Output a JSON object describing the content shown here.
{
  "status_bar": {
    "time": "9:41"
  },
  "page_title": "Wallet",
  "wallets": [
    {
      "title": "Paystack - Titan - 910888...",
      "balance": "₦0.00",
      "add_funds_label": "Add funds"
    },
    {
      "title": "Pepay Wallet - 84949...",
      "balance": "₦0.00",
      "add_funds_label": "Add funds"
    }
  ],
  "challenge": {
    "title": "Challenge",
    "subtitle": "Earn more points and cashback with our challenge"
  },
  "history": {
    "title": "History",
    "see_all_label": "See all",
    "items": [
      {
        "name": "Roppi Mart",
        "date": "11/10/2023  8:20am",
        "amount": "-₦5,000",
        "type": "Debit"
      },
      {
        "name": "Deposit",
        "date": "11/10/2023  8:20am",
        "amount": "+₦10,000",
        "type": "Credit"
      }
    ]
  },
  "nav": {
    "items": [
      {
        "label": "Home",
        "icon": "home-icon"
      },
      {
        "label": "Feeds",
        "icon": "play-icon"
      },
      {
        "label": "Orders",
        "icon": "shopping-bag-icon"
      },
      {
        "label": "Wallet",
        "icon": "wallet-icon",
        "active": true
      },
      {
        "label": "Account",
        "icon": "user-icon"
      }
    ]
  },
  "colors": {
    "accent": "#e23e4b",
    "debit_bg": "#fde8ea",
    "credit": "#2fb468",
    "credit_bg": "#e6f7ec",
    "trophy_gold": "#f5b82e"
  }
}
::::::
* Exercise aim *
Transcribe the entire listing above precisely.

* Task answer *
Output a JSON object describing the content shown here.
{
  "status_bar": {
    "time": "9:41"
  },
  "page_title": "Wallet",
  "wallets": [
    {
      "title": "Paystack - Titan - 910888...",
      "balance": "₦0.00",
      "add_funds_label": "Add funds"
    },
    {
      "title": "Pepay Wallet - 84949...",
      "balance": "₦0.00",
      "add_funds_label": "Add funds"
    }
  ],
  "challenge": {
    "title": "Challenge",
    "subtitle": "Earn more points and cashback with our challenge"
  },
  "history": {
    "title": "History",
    "see_all_label": "See all",
    "items": [
      {
        "name": "Roppi Mart",
        "date": "11/10/2023  8:20am",
        "amount": "-₦5,000",
        "type": "Debit"
      },
      {
        "name": "Deposit",
        "date": "11/10/2023  8:20am",
        "amount": "+₦10,000",
        "type": "Credit"
      }
    ]
  },
  "nav": {
    "items": [
      {
        "label": "Home",
        "icon": "home-icon"
      },
      {
        "label": "Feeds",
        "icon": "play-icon"
      },
      {
        "label": "Orders",
        "icon": "shopping-bag-icon"
      },
      {
        "label": "Wallet",
        "icon": "wallet-icon",
        "active": true
      },
      {
        "label": "Account",
        "icon": "user-icon"
      }
    ]
  },
  "colors": {
    "accent": "#e23e4b",
    "debit_bg": "#fde8ea",
    "credit": "#2fb468",
    "credit_bg": "#e6f7ec",
    "trophy_gold": "#f5b82e"
  }
}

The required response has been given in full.